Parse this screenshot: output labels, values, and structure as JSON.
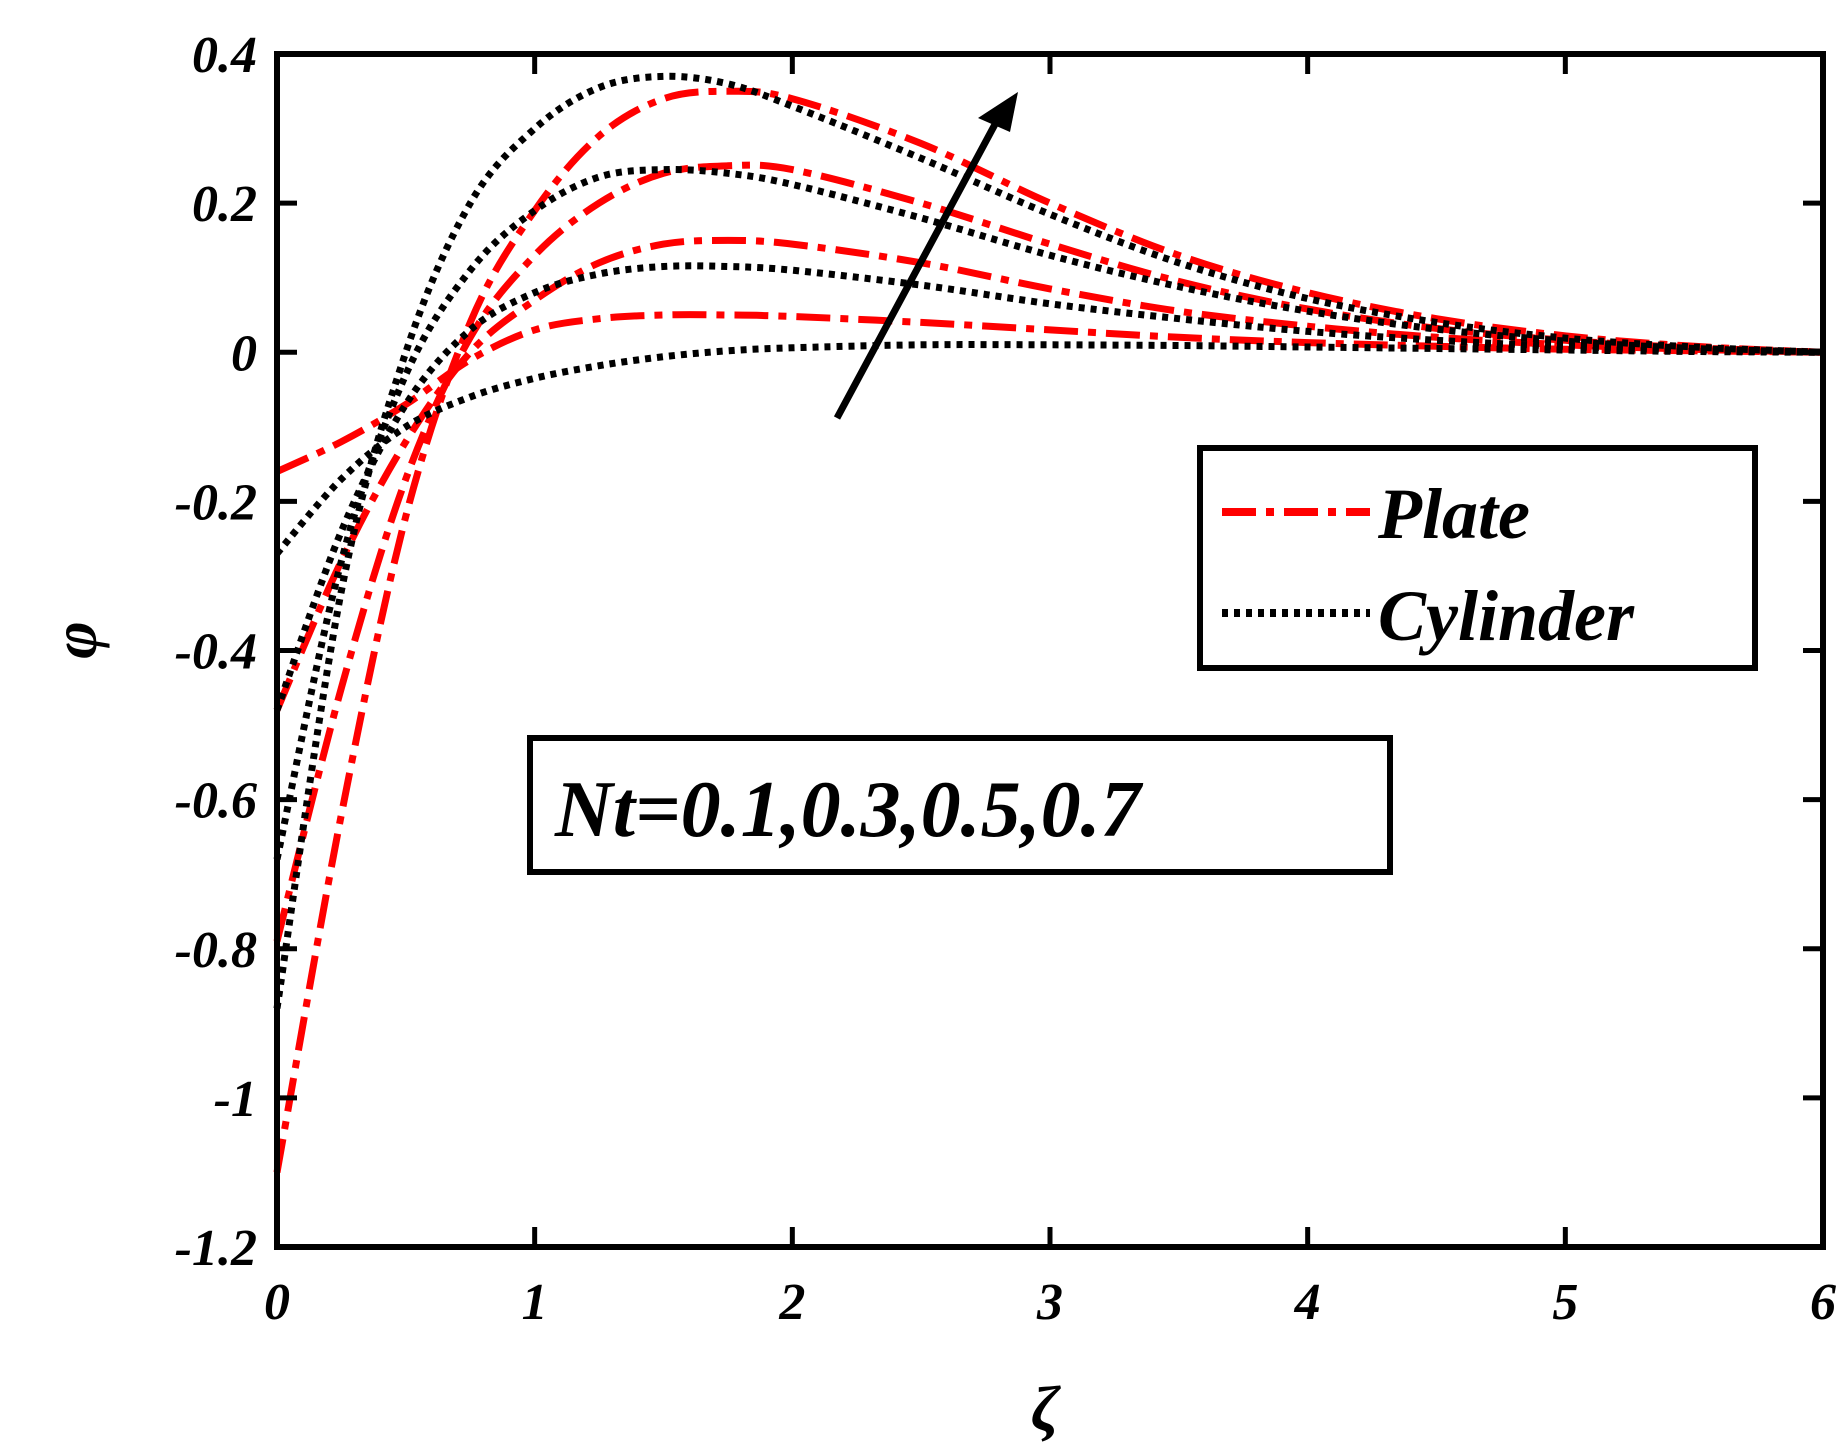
{
  "chart_data": {
    "type": "line",
    "title": "",
    "xlabel": "ζ",
    "ylabel": "φ",
    "xlim": [
      0,
      6
    ],
    "ylim": [
      -1.2,
      0.4
    ],
    "xticks": [
      0,
      1,
      2,
      3,
      4,
      5,
      6
    ],
    "xtick_labels": [
      "0",
      "1",
      "2",
      "3",
      "4",
      "5",
      "6"
    ],
    "yticks": [
      0.4,
      0.2,
      0,
      -0.2,
      -0.4,
      -0.6,
      -0.8,
      -1,
      -1.2
    ],
    "ytick_labels": [
      "0.4",
      "0.2",
      "0",
      "-0.2",
      "-0.4",
      "-0.6",
      "-0.8",
      "-1",
      "-1.2"
    ],
    "grid": false,
    "legend": {
      "placement": "right",
      "entries": [
        {
          "label": "Plate",
          "color": "#ff0000",
          "style": "dash-dot"
        },
        {
          "label": "Cylinder",
          "color": "#000000",
          "style": "dotted"
        }
      ]
    },
    "annotation": "Nt=0.1,0.3,0.5,0.7",
    "arrow_direction": "increasing Nt",
    "series": [
      {
        "name": "Plate Nt=0.1",
        "group": "Plate",
        "color": "#ff0000",
        "x": [
          0,
          0.25,
          0.5,
          0.75,
          1,
          1.25,
          1.5,
          1.75,
          2,
          2.5,
          3,
          3.5,
          4,
          4.5,
          5,
          5.5,
          6
        ],
        "y": [
          -0.16,
          -0.12,
          -0.07,
          -0.01,
          0.03,
          0.045,
          0.05,
          0.05,
          0.048,
          0.04,
          0.03,
          0.02,
          0.013,
          0.008,
          0.004,
          0.002,
          0
        ]
      },
      {
        "name": "Plate Nt=0.3",
        "group": "Plate",
        "color": "#ff0000",
        "x": [
          0,
          0.25,
          0.5,
          0.75,
          1,
          1.25,
          1.5,
          1.75,
          2,
          2.5,
          3,
          3.5,
          4,
          4.5,
          5,
          5.5,
          6
        ],
        "y": [
          -0.48,
          -0.28,
          -0.12,
          0.0,
          0.07,
          0.12,
          0.145,
          0.15,
          0.145,
          0.12,
          0.085,
          0.055,
          0.035,
          0.02,
          0.01,
          0.004,
          0
        ]
      },
      {
        "name": "Plate Nt=0.5",
        "group": "Plate",
        "color": "#ff0000",
        "x": [
          0,
          0.25,
          0.5,
          0.75,
          1,
          1.25,
          1.5,
          1.75,
          2,
          2.5,
          3,
          3.5,
          4,
          4.5,
          5,
          5.5,
          6
        ],
        "y": [
          -0.79,
          -0.45,
          -0.17,
          0.02,
          0.13,
          0.2,
          0.24,
          0.25,
          0.245,
          0.2,
          0.145,
          0.095,
          0.058,
          0.032,
          0.016,
          0.006,
          0
        ]
      },
      {
        "name": "Plate Nt=0.7",
        "group": "Plate",
        "color": "#ff0000",
        "x": [
          0,
          0.25,
          0.5,
          0.75,
          1,
          1.25,
          1.5,
          1.75,
          2,
          2.5,
          3,
          3.5,
          4,
          4.5,
          5,
          5.5,
          6
        ],
        "y": [
          -1.1,
          -0.62,
          -0.22,
          0.04,
          0.19,
          0.29,
          0.34,
          0.35,
          0.34,
          0.28,
          0.2,
          0.13,
          0.08,
          0.045,
          0.022,
          0.008,
          0
        ]
      },
      {
        "name": "Cylinder Nt=0.1",
        "group": "Cylinder",
        "color": "#000000",
        "x": [
          0,
          0.25,
          0.5,
          0.75,
          1,
          1.25,
          1.5,
          1.75,
          2,
          2.5,
          3,
          3.5,
          4,
          4.5,
          5,
          5.5,
          6
        ],
        "y": [
          -0.27,
          -0.17,
          -0.1,
          -0.06,
          -0.035,
          -0.018,
          -0.006,
          0.002,
          0.006,
          0.01,
          0.01,
          0.009,
          0.007,
          0.005,
          0.003,
          0.001,
          0
        ]
      },
      {
        "name": "Cylinder Nt=0.3",
        "group": "Cylinder",
        "color": "#000000",
        "x": [
          0,
          0.25,
          0.5,
          0.75,
          1,
          1.25,
          1.5,
          1.75,
          2,
          2.5,
          3,
          3.5,
          4,
          4.5,
          5,
          5.5,
          6
        ],
        "y": [
          -0.48,
          -0.24,
          -0.07,
          0.03,
          0.08,
          0.105,
          0.115,
          0.115,
          0.11,
          0.09,
          0.065,
          0.045,
          0.028,
          0.016,
          0.008,
          0.003,
          0
        ]
      },
      {
        "name": "Cylinder Nt=0.5",
        "group": "Cylinder",
        "color": "#000000",
        "x": [
          0,
          0.25,
          0.5,
          0.75,
          1,
          1.25,
          1.5,
          1.75,
          2,
          2.5,
          3,
          3.5,
          4,
          4.5,
          5,
          5.5,
          6
        ],
        "y": [
          -0.68,
          -0.28,
          -0.03,
          0.11,
          0.19,
          0.235,
          0.245,
          0.24,
          0.225,
          0.18,
          0.13,
          0.088,
          0.055,
          0.031,
          0.015,
          0.005,
          0
        ]
      },
      {
        "name": "Cylinder Nt=0.7",
        "group": "Cylinder",
        "color": "#000000",
        "x": [
          0,
          0.25,
          0.5,
          0.75,
          1,
          1.25,
          1.5,
          1.75,
          2,
          2.5,
          3,
          3.5,
          4,
          4.5,
          5,
          5.5,
          6
        ],
        "y": [
          -0.88,
          -0.32,
          0.0,
          0.2,
          0.3,
          0.355,
          0.37,
          0.36,
          0.33,
          0.26,
          0.185,
          0.12,
          0.072,
          0.04,
          0.019,
          0.007,
          0
        ]
      }
    ]
  }
}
• • • • • • •
Identify every line holding the word "name" and copy it out.

        "name": "Plate Nt=0.1",
        "name": "Plate Nt=0.3",
        "name": "Plate Nt=0.5",
        "name": "Plate Nt=0.7",
        "name": "Cylinder Nt=0.1",
        "name": "Cylinder Nt=0.3",
        "name": "Cylinder Nt=0.5",
        "name": "Cylinder Nt=0.7",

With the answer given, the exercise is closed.